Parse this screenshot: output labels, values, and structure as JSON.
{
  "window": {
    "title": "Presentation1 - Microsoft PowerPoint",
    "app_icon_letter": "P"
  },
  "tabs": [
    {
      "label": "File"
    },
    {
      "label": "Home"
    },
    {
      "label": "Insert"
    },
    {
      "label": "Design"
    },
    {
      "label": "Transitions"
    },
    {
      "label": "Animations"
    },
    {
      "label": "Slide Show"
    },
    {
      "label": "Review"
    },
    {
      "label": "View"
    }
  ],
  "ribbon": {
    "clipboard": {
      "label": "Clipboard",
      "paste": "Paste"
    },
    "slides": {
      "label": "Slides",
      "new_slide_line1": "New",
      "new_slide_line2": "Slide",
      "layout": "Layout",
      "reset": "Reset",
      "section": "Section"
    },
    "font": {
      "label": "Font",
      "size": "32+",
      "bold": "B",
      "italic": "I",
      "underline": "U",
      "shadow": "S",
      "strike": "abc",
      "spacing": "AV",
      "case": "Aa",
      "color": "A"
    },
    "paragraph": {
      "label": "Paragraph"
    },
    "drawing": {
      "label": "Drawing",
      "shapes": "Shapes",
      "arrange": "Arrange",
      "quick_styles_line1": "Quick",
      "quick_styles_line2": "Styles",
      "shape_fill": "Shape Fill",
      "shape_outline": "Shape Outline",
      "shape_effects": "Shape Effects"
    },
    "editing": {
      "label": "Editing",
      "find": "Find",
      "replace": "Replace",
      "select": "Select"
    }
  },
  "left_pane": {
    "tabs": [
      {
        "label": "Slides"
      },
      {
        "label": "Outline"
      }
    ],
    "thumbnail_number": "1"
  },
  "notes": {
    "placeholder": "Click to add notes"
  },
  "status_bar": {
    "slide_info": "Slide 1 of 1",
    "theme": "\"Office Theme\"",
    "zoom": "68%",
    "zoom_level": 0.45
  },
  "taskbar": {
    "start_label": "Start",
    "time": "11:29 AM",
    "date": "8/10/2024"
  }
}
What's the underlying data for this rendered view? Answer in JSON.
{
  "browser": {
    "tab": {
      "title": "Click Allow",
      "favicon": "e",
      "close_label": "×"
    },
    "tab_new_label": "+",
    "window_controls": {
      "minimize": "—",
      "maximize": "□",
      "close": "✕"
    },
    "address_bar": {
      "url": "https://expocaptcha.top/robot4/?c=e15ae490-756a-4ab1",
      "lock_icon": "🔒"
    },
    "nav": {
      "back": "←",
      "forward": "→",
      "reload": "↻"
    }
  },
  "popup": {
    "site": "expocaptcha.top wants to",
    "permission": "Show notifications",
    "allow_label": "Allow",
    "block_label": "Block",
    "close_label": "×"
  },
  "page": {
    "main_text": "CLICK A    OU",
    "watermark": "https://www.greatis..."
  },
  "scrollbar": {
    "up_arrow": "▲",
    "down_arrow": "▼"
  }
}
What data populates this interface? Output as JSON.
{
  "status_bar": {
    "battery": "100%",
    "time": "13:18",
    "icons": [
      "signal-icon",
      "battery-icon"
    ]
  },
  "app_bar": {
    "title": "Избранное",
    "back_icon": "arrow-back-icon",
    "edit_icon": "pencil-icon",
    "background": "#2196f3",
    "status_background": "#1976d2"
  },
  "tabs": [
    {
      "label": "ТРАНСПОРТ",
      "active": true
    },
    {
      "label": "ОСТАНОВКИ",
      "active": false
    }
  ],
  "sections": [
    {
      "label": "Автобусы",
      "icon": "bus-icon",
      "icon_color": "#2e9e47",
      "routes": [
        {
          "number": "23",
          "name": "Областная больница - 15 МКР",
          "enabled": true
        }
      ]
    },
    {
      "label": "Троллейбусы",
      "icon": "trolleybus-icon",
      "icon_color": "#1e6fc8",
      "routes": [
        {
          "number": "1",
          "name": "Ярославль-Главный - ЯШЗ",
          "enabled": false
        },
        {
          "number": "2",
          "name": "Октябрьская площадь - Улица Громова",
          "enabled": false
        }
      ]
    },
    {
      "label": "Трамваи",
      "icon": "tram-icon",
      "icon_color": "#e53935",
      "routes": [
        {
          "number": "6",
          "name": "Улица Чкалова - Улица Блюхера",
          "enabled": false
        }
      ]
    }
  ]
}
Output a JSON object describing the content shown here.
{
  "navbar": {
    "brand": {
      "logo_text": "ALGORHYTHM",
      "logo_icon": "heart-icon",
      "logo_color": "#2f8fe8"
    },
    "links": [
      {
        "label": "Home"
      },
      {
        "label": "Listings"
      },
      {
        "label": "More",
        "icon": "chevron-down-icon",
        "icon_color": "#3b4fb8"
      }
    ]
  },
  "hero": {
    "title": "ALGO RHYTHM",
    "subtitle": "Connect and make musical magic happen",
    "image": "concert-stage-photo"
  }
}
════════
Aim of the exercise => Take the listing above and set it down exactly.

Exercise solution =>
Parse this screenshot: output labels, values, and structure as JSON.
{
  "window": {
    "title": "Presentation1 - Microsoft PowerPoint",
    "app_icon_letter": "P"
  },
  "tabs": [
    {
      "label": "File"
    },
    {
      "label": "Home"
    },
    {
      "label": "Insert"
    },
    {
      "label": "Design"
    },
    {
      "label": "Transitions"
    },
    {
      "label": "Animations"
    },
    {
      "label": "Slide Show"
    },
    {
      "label": "Review"
    },
    {
      "label": "View"
    }
  ],
  "ribbon": {
    "clipboard": {
      "label": "Clipboard",
      "paste": "Paste"
    },
    "slides": {
      "label": "Slides",
      "new_slide_line1": "New",
      "new_slide_line2": "Slide",
      "layout": "Layout",
      "reset": "Reset",
      "section": "Section"
    },
    "font": {
      "label": "Font",
      "size": "32+",
      "bold": "B",
      "italic": "I",
      "underline": "U",
      "shadow": "S",
      "strike": "abc",
      "spacing": "AV",
      "case": "Aa",
      "color": "A"
    },
    "paragraph": {
      "label": "Paragraph"
    },
    "drawing": {
      "label": "Drawing",
      "shapes": "Shapes",
      "arrange": "Arrange",
      "quick_styles_line1": "Quick",
      "quick_styles_line2": "Styles",
      "shape_fill": "Shape Fill",
      "shape_outline": "Shape Outline",
      "shape_effects": "Shape Effects"
    },
    "editing": {
      "label": "Editing",
      "find": "Find",
      "replace": "Replace",
      "select": "Select"
    }
  },
  "left_pane": {
    "tabs": [
      {
        "label": "Slides"
      },
      {
        "label": "Outline"
      }
    ],
    "thumbnail_number": "1"
  },
  "notes": {
    "placeholder": "Click to add notes"
  },
  "status_bar": {
    "slide_info": "Slide 1 of 1",
    "theme": "\"Office Theme\"",
    "zoom": "68%",
    "zoom_level": 0.45
  },
  "taskbar": {
    "start_label": "Start",
    "time": "11:29 AM",
    "date": "8/10/2024"
  }
}
What's the underlying data for this rendered view? Answer in JSON.
{
  "browser": {
    "tab": {
      "title": "Click Allow",
      "favicon": "e",
      "close_label": "×"
    },
    "tab_new_label": "+",
    "window_controls": {
      "minimize": "—",
      "maximize": "□",
      "close": "✕"
    },
    "address_bar": {
      "url": "https://expocaptcha.top/robot4/?c=e15ae490-756a-4ab1",
      "lock_icon": "🔒"
    },
    "nav": {
      "back": "←",
      "forward": "→",
      "reload": "↻"
    }
  },
  "popup": {
    "site": "expocaptcha.top wants to",
    "permission": "Show notifications",
    "allow_label": "Allow",
    "block_label": "Block",
    "close_label": "×"
  },
  "page": {
    "main_text": "CLICK A    OU",
    "watermark": "https://www.greatis..."
  },
  "scrollbar": {
    "up_arrow": "▲",
    "down_arrow": "▼"
  }
}
What data populates this interface? Output as JSON.
{
  "status_bar": {
    "battery": "100%",
    "time": "13:18",
    "icons": [
      "signal-icon",
      "battery-icon"
    ]
  },
  "app_bar": {
    "title": "Избранное",
    "back_icon": "arrow-back-icon",
    "edit_icon": "pencil-icon",
    "background": "#2196f3",
    "status_background": "#1976d2"
  },
  "tabs": [
    {
      "label": "ТРАНСПОРТ",
      "active": true
    },
    {
      "label": "ОСТАНОВКИ",
      "active": false
    }
  ],
  "sections": [
    {
      "label": "Автобусы",
      "icon": "bus-icon",
      "icon_color": "#2e9e47",
      "routes": [
        {
          "number": "23",
          "name": "Областная больница - 15 МКР",
          "enabled": true
        }
      ]
    },
    {
      "label": "Троллейбусы",
      "icon": "trolleybus-icon",
      "icon_color": "#1e6fc8",
      "routes": [
        {
          "number": "1",
          "name": "Ярославль-Главный - ЯШЗ",
          "enabled": false
        },
        {
          "number": "2",
          "name": "Октябрьская площадь - Улица Громова",
          "enabled": false
        }
      ]
    },
    {
      "label": "Трамваи",
      "icon": "tram-icon",
      "icon_color": "#e53935",
      "routes": [
        {
          "number": "6",
          "name": "Улица Чкалова - Улица Блюхера",
          "enabled": false
        }
      ]
    }
  ]
}
Output a JSON object describing the content shown here.
{
  "navbar": {
    "brand": {
      "logo_text": "ALGORHYTHM",
      "logo_icon": "heart-icon",
      "logo_color": "#2f8fe8"
    },
    "links": [
      {
        "label": "Home"
      },
      {
        "label": "Listings"
      },
      {
        "label": "More",
        "icon": "chevron-down-icon",
        "icon_color": "#3b4fb8"
      }
    ]
  },
  "hero": {
    "title": "ALGO RHYTHM",
    "subtitle": "Connect and make musical magic happen",
    "image": "concert-stage-photo"
  }
}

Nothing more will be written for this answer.